Given task 1
Name each trend or development that the muffin text says contributed to the creation of a new standard of muffin.

Supplied passage

--- Begin ---

Occasionally, they are shoved into the mouth while moving at great speed through the Javits Center and other trade show venues, for energy replenishment. This is because they are the only food available and the Javits Center actually feeds off of psychic energy.

In Washington D.C., they are often used as air purifiers (to avoid smelling the dreaded Ginko trees), and as cigarettes.

A somewhat odd combination of circumstances in the 1970s and 1980s led to significant changes in what had been a rather simple, if not prosaic, food. The decline in home-baking, the health food movement, the rise of the specialty food shop, and the gourmet coffee trend all contributed to the creation of a new standard of muffin.[citation needed]

Let us focus on the following phrases:

• “Prosaic” used to describe food. Specifically, a muffin. A prosaic muffin.

• The ominous wording “new standard of muffin” which practically echoes “new muffin order.”

Preservatives in muffin mixes led to the expectation that muffins did not have to go stale within hours of baking, but the resulting muffins were not a taste improvement over homemade[citation needed]. On the other hand, the baked muffin, even if from a mix, seemed almost healthy compared to the fat-laden alternatives of doughnuts and Danish pastry. “Healthy” muffin recipes using whole grains and such “natural” things as yogurt and various vegetables evolved rapidly. But for “healthy” muffins to have any shelf-life without artificial preservatives, the sugar and fat content needed to be increased, to the point where the “muffins” are almost indistinguishable from cupcakes.

Almost indistinguishable from cupcakes. How can you doubt this statement?

--- End ---

Information given
--- Begin ---

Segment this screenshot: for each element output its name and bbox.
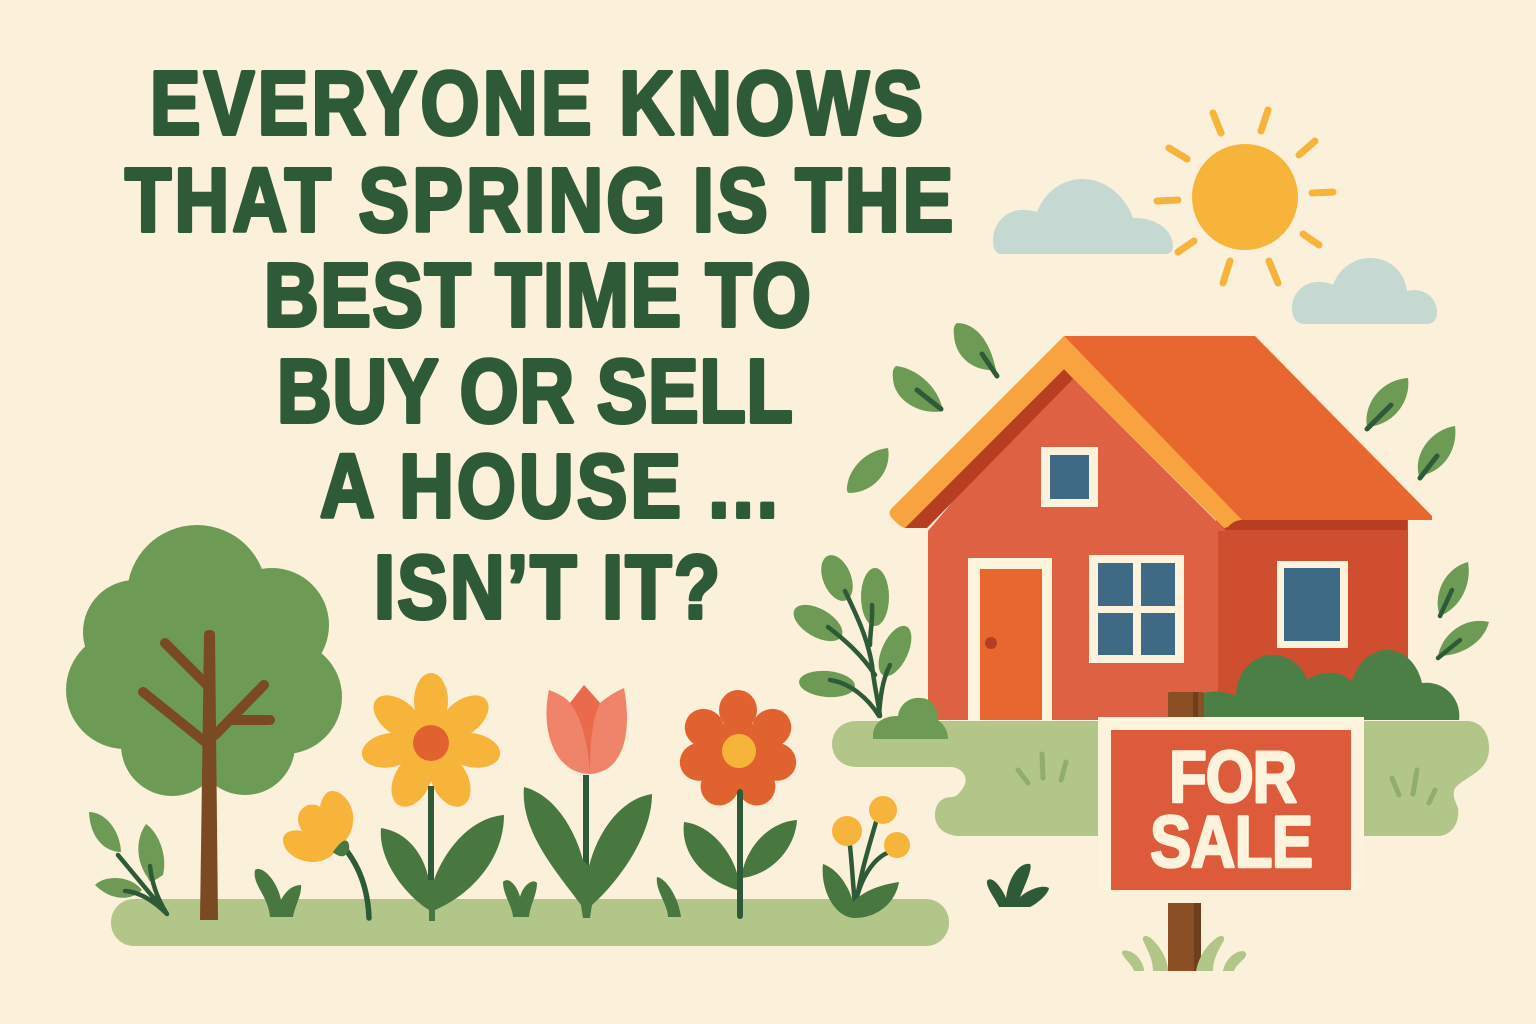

--- End ---
--- Begin ---

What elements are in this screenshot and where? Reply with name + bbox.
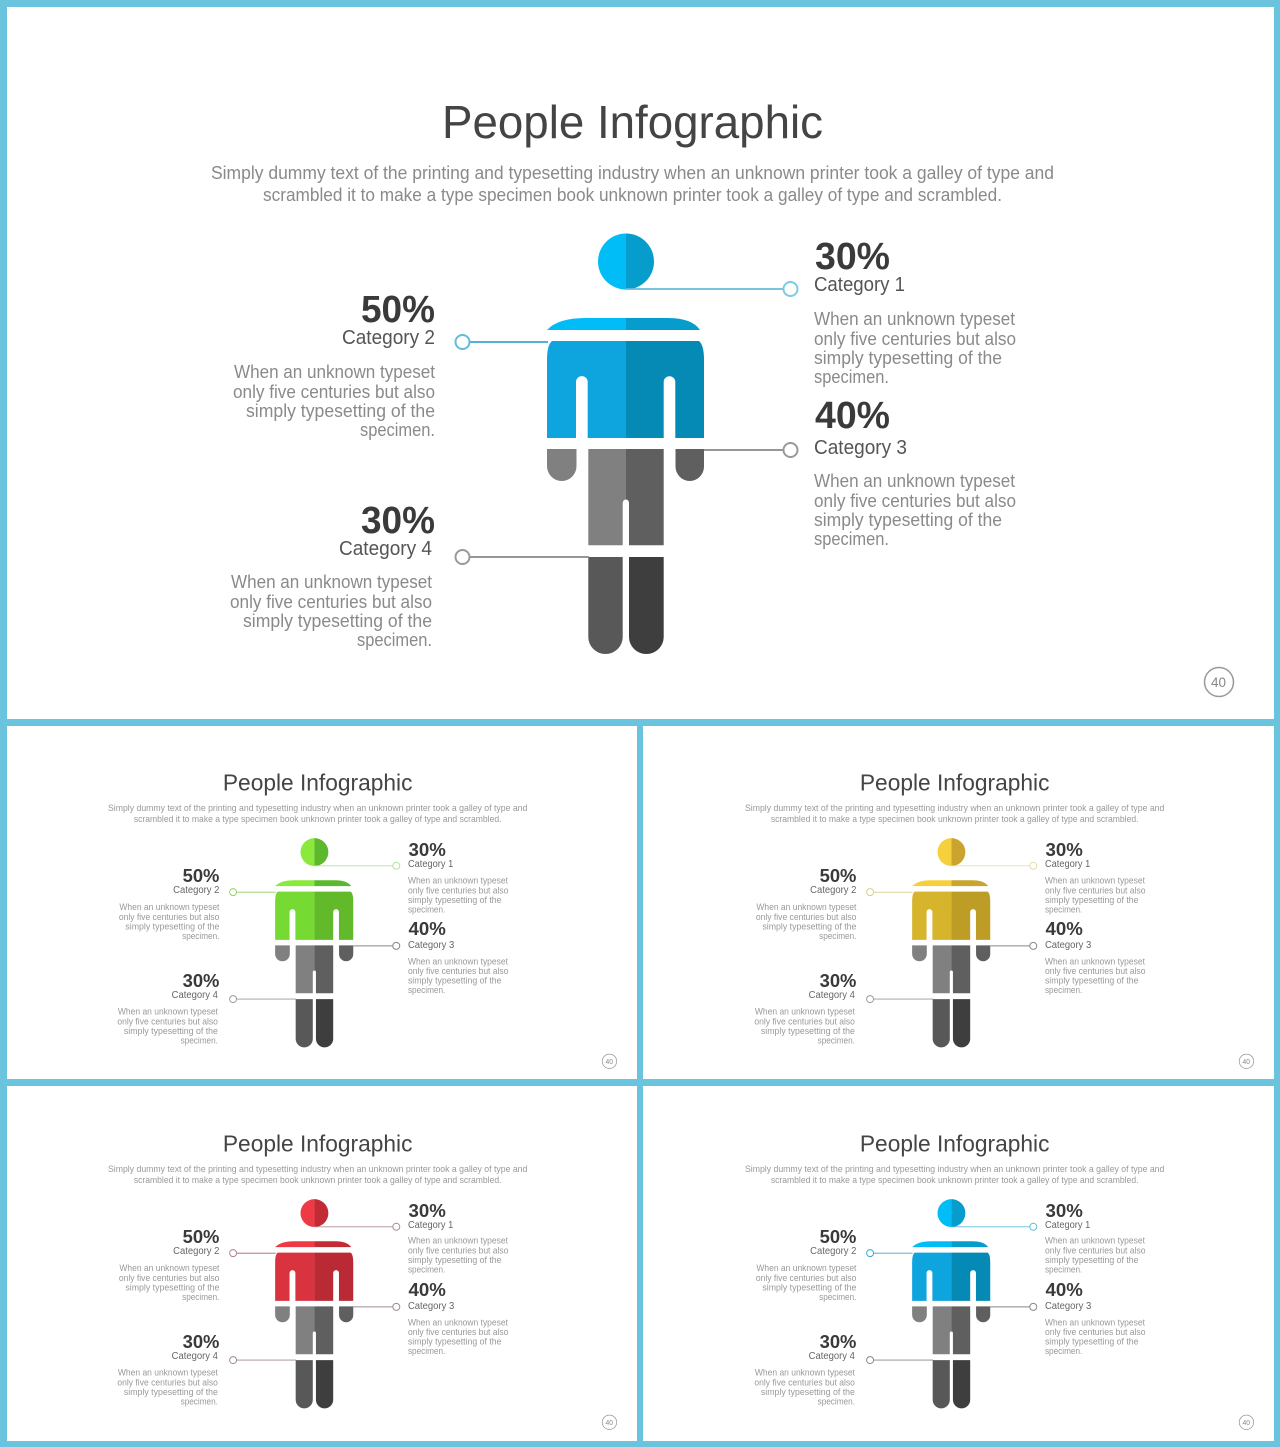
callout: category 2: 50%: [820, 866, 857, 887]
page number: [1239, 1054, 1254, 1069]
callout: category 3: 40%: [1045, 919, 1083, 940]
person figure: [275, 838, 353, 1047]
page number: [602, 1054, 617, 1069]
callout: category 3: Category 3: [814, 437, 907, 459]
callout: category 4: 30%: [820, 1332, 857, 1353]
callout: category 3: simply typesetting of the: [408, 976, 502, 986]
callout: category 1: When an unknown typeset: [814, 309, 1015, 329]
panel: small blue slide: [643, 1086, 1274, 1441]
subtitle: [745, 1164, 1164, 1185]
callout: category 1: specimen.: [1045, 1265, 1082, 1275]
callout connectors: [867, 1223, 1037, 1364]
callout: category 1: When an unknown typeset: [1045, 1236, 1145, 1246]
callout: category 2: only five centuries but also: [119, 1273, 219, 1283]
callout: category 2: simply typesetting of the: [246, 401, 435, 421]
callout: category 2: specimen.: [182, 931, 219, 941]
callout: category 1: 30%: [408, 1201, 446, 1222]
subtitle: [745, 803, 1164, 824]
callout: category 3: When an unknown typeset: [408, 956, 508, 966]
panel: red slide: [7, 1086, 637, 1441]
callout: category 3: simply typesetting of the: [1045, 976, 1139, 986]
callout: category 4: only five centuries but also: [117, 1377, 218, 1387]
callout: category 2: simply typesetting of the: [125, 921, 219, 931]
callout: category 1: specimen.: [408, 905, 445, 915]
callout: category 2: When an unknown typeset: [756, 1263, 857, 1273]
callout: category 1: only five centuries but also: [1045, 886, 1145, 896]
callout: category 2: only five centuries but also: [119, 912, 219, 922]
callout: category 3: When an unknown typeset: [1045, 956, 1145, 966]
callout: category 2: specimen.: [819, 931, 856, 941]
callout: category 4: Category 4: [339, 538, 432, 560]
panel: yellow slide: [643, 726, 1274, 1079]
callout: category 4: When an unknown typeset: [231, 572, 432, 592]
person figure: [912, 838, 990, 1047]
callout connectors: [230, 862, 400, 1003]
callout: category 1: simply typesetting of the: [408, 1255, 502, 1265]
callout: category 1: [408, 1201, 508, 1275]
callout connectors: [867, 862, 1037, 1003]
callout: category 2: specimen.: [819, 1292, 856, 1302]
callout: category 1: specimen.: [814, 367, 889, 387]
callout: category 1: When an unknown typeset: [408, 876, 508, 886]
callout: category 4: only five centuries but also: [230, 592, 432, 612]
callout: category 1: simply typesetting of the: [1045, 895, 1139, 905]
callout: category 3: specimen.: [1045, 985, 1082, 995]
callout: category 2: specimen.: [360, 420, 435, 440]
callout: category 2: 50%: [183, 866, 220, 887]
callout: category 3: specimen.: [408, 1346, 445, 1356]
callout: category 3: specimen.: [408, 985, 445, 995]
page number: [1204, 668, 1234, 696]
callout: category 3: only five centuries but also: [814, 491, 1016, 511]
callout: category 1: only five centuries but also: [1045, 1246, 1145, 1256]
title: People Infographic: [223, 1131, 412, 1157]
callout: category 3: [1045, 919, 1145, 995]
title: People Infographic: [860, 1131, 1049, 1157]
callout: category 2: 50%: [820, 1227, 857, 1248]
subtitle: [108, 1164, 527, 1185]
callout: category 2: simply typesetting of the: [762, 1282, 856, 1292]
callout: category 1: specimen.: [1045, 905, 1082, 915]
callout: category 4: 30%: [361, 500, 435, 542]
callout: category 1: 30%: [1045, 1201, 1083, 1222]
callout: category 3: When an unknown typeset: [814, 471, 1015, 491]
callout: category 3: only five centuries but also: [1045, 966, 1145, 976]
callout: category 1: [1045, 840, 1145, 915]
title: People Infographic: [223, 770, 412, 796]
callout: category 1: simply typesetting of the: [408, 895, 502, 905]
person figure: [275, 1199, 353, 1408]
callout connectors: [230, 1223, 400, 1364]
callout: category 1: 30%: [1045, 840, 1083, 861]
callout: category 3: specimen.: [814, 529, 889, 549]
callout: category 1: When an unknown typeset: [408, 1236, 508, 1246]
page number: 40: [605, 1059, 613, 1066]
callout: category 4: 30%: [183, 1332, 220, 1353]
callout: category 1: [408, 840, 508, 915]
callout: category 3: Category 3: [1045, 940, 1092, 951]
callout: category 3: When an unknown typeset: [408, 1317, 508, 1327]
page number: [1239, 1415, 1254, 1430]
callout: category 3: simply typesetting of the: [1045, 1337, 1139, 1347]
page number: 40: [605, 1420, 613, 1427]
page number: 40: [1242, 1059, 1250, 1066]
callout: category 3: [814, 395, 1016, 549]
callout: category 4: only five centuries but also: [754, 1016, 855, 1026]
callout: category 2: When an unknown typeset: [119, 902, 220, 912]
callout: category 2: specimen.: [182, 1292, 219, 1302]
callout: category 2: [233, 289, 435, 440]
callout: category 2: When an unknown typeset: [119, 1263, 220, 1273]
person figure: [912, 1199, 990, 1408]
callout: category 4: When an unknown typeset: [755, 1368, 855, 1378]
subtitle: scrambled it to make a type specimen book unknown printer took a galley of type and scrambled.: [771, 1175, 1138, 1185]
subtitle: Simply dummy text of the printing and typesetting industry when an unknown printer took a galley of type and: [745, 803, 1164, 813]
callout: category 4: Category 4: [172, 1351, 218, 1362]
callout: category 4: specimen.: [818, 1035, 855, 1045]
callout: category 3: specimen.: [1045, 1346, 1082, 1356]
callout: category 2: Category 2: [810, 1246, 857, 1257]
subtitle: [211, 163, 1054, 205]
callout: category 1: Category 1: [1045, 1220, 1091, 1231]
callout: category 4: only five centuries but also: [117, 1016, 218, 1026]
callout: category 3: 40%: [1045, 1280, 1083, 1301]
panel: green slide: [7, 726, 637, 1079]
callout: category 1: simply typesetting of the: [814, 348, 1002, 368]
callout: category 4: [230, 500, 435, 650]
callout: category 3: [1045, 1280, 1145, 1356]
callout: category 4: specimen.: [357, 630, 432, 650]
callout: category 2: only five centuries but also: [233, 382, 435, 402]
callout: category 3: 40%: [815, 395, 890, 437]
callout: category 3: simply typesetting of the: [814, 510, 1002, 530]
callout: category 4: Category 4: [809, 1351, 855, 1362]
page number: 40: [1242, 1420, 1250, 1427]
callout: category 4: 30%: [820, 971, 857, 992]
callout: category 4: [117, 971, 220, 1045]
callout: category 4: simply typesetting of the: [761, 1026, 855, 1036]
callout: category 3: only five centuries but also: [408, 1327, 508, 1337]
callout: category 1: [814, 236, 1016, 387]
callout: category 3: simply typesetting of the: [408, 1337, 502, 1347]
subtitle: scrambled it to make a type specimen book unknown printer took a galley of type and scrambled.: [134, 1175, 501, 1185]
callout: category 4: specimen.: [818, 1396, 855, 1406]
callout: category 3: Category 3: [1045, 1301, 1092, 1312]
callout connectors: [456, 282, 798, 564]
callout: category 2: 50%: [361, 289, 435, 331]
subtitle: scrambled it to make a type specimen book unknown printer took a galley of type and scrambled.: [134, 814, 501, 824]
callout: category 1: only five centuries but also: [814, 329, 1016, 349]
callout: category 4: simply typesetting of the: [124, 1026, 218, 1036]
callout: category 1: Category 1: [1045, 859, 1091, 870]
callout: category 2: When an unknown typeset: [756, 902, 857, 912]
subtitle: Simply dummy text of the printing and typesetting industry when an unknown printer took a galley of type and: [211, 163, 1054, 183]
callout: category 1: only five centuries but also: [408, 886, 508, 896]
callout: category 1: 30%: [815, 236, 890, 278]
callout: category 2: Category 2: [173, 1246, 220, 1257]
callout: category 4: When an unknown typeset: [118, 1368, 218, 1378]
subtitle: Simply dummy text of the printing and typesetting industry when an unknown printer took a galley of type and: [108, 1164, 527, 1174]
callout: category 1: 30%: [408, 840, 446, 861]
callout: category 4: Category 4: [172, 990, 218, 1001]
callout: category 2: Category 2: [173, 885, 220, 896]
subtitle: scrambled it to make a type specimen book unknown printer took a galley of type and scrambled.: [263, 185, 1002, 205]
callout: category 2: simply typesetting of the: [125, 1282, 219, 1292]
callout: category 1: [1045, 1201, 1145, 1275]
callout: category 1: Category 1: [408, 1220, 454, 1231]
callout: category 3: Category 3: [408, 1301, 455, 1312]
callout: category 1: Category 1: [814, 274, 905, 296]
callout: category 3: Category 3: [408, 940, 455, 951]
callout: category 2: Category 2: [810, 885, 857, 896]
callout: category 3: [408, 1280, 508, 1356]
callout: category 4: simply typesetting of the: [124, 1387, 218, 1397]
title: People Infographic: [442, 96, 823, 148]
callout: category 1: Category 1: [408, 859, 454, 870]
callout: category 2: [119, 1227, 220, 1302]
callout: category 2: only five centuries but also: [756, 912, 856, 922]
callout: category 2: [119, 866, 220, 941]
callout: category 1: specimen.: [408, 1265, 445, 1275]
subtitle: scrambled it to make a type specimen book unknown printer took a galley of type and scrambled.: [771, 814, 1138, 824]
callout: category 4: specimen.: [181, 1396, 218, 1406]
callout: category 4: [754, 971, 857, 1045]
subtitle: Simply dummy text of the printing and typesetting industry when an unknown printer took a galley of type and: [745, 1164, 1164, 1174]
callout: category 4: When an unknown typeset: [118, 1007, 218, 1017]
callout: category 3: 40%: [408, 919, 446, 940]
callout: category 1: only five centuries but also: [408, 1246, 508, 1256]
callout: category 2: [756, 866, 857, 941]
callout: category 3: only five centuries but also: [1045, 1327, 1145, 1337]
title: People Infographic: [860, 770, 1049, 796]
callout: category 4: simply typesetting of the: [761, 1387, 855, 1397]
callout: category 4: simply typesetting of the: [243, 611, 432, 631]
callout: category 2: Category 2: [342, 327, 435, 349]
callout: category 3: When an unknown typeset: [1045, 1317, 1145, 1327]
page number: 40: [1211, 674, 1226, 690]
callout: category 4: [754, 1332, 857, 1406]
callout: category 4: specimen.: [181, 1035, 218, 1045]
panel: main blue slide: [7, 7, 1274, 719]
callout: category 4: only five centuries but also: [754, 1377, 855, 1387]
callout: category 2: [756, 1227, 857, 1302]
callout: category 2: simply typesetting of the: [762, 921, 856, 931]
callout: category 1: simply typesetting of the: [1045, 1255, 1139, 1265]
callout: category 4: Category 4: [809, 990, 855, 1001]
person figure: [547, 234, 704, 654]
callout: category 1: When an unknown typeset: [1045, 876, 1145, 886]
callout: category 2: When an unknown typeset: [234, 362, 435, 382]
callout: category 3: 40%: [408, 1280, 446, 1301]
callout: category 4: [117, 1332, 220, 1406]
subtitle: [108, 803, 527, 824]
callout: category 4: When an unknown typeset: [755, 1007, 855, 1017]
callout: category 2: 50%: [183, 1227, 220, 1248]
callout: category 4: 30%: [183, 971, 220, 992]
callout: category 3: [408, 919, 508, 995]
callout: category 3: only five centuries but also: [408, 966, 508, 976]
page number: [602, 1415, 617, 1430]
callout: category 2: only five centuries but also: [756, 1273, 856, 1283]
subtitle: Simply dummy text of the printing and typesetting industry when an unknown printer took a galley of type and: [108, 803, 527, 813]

--- End ---
--- Begin ---

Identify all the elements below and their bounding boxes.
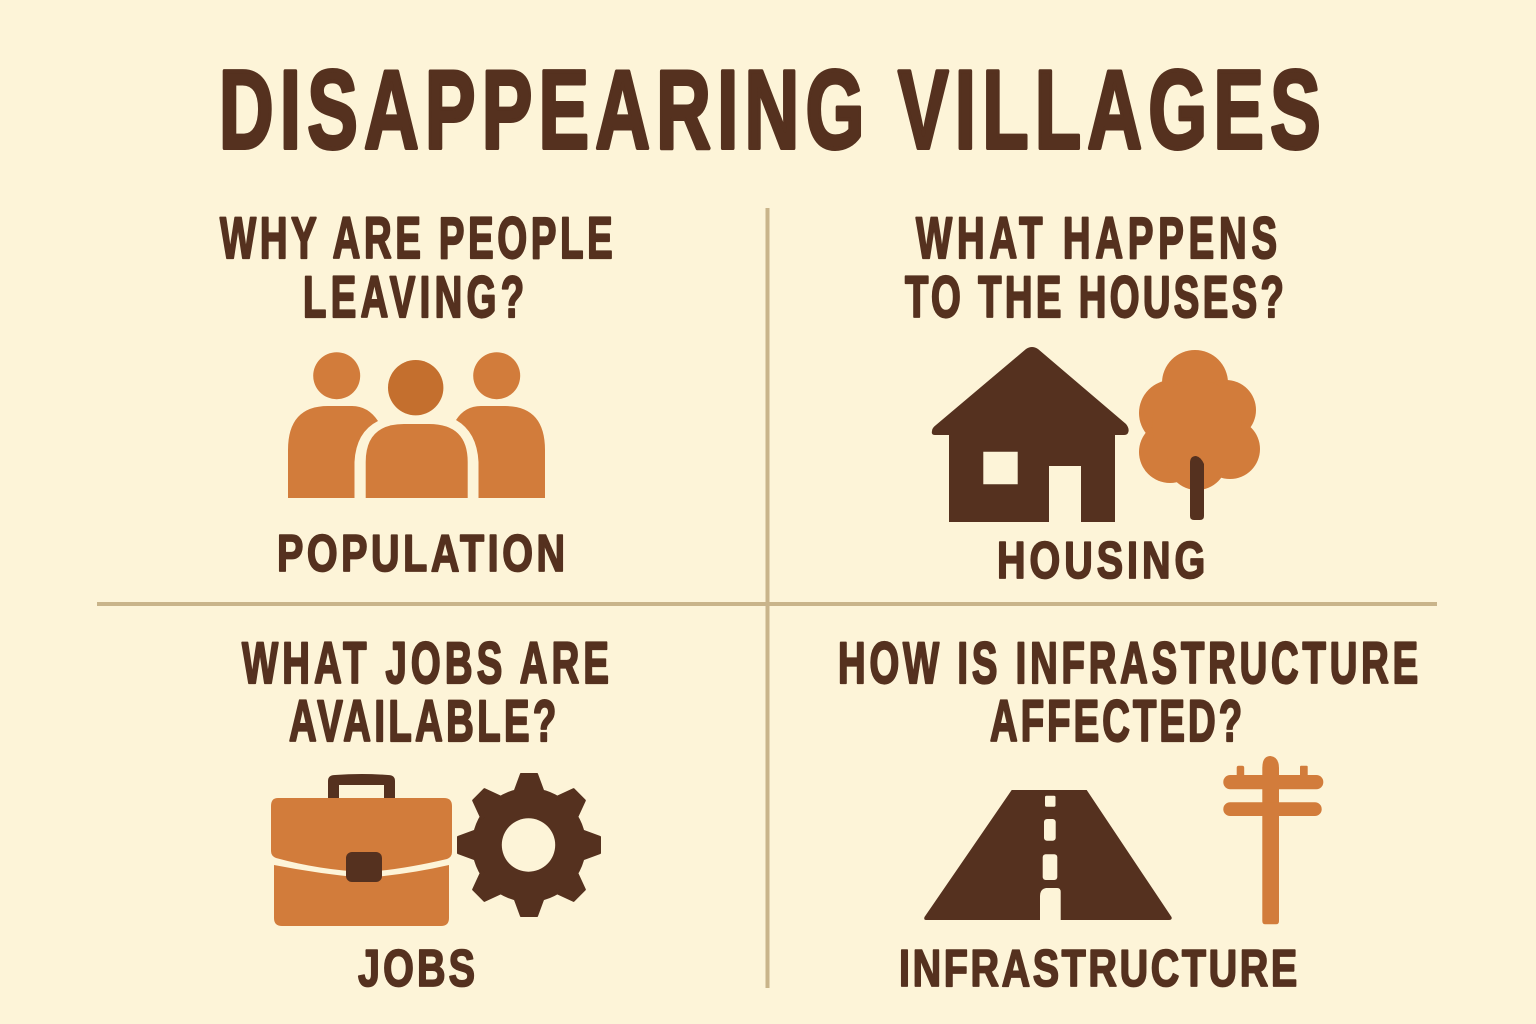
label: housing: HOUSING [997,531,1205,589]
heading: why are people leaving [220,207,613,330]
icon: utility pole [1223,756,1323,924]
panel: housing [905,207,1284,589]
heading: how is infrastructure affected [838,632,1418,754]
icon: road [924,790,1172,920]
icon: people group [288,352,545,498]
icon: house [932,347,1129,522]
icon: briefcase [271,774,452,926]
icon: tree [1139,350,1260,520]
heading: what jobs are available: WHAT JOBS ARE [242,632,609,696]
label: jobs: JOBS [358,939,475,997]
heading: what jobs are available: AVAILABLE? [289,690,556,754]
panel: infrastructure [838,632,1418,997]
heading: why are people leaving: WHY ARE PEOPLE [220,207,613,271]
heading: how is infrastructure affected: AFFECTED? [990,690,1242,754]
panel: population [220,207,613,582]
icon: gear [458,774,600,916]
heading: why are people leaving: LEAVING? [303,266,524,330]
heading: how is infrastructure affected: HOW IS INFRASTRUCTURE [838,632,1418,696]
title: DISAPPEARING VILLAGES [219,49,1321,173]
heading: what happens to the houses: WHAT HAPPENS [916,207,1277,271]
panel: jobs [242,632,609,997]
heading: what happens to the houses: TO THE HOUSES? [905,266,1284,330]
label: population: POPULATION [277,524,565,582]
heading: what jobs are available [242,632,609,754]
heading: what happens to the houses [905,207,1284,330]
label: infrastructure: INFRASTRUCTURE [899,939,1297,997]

--- End ---

Given task 2
In the records, copy the lines starting with the line with "What elements are" and going on through the line with "page number: [602, 1054, 617, 1069]". Swap "screenshot" for "image", keep everything else the same, and leave the pictures out.

Correct result 1
- The decline in home-baking
- The health food movement
- The rise of the specialty food shop
- The gourmet coffee trend

Correct result 2
What elements are in this image and where? Reply with name + bbox.
callout: category 2: 50%: [820, 866, 857, 887]
page number: [1239, 1054, 1254, 1069]
callout: category 3: 40%: [1045, 919, 1083, 940]
person figure: [275, 838, 353, 1047]
page number: [602, 1054, 617, 1069]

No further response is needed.